> _Given exercise_: Identify every line of the material that contains the string "settings", and copy each of those lines in full; case counts.
[Data lines start]
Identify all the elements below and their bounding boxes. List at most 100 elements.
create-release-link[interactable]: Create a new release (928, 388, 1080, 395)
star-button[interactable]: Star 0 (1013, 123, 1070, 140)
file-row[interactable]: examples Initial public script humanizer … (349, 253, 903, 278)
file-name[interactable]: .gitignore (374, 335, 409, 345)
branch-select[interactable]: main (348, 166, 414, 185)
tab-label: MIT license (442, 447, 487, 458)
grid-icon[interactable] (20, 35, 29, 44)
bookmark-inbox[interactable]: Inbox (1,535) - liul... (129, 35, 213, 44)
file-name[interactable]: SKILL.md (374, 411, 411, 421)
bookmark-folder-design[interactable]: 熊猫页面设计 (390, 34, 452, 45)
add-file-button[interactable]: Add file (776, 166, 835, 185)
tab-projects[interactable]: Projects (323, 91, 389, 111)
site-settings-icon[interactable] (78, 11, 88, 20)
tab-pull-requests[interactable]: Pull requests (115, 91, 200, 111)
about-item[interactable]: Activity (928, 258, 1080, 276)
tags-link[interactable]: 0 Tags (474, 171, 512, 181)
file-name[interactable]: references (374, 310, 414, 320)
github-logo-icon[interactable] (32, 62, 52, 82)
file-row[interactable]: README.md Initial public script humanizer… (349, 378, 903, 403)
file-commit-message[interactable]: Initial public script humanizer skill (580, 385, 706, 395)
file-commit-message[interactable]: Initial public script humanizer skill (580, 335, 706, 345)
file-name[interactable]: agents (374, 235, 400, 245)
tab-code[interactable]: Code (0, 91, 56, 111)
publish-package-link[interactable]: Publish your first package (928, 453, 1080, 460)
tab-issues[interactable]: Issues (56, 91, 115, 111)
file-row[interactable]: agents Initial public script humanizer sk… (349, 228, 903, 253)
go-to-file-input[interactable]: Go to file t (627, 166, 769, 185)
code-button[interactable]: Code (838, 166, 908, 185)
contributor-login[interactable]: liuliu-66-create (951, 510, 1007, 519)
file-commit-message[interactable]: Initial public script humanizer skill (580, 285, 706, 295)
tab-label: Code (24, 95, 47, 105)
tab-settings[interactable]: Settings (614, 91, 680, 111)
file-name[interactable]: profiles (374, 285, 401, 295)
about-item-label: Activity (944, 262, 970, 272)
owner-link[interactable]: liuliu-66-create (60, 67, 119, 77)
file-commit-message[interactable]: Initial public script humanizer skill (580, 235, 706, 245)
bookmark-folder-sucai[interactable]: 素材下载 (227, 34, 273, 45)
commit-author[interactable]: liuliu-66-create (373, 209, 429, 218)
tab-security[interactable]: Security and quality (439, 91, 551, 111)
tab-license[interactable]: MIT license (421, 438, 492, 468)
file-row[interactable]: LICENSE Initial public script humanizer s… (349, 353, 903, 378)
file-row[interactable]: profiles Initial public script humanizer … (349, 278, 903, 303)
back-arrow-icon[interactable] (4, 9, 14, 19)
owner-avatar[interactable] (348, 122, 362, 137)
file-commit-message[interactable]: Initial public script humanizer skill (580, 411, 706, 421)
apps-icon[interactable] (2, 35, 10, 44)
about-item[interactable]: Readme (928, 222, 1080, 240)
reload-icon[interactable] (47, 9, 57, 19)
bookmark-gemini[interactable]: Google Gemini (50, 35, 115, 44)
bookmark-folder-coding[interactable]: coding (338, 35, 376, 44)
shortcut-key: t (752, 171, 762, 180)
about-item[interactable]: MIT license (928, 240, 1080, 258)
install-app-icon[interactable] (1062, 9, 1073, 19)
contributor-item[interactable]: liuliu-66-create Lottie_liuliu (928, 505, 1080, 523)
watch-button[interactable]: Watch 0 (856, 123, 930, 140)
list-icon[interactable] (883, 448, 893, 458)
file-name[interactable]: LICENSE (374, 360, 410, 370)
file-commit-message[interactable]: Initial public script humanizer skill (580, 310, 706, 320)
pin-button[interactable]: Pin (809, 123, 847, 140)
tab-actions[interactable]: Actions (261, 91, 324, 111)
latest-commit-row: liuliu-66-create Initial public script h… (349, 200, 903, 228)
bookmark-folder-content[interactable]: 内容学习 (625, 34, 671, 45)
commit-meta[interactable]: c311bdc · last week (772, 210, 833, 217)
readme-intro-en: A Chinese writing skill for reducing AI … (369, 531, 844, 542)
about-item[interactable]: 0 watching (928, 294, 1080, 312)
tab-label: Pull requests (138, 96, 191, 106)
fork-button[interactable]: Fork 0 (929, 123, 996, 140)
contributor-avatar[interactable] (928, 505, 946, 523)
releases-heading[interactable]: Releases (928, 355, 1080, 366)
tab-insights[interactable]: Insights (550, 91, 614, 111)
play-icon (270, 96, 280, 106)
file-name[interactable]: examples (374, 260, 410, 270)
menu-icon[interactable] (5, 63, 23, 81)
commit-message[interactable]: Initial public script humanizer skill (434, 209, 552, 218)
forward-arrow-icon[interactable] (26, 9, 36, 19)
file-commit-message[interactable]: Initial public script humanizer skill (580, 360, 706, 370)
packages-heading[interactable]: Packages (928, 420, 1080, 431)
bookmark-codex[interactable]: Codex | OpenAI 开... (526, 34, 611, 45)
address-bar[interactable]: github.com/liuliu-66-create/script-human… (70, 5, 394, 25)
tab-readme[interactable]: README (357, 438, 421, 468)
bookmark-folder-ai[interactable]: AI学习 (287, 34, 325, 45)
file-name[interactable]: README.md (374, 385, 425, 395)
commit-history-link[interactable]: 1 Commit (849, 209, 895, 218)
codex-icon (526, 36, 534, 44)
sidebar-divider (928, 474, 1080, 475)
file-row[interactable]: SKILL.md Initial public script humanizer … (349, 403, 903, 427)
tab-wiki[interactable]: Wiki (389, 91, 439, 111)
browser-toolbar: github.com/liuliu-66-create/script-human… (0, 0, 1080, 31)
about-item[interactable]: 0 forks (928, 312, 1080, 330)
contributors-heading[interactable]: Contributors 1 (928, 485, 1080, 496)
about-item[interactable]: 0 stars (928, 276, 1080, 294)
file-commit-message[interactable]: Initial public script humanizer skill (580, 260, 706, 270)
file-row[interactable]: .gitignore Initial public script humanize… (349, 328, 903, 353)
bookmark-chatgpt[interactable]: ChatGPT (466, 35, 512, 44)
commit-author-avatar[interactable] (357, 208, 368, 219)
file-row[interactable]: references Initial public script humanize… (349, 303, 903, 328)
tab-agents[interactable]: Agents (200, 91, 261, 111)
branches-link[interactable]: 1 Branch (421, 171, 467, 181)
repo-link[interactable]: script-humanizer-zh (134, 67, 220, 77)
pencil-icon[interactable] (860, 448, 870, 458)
[Data lines end]
> _Task result_:
site-settings-icon[interactable] (78, 11, 88, 20)
tab-settings[interactable]: Settings (614, 91, 680, 111)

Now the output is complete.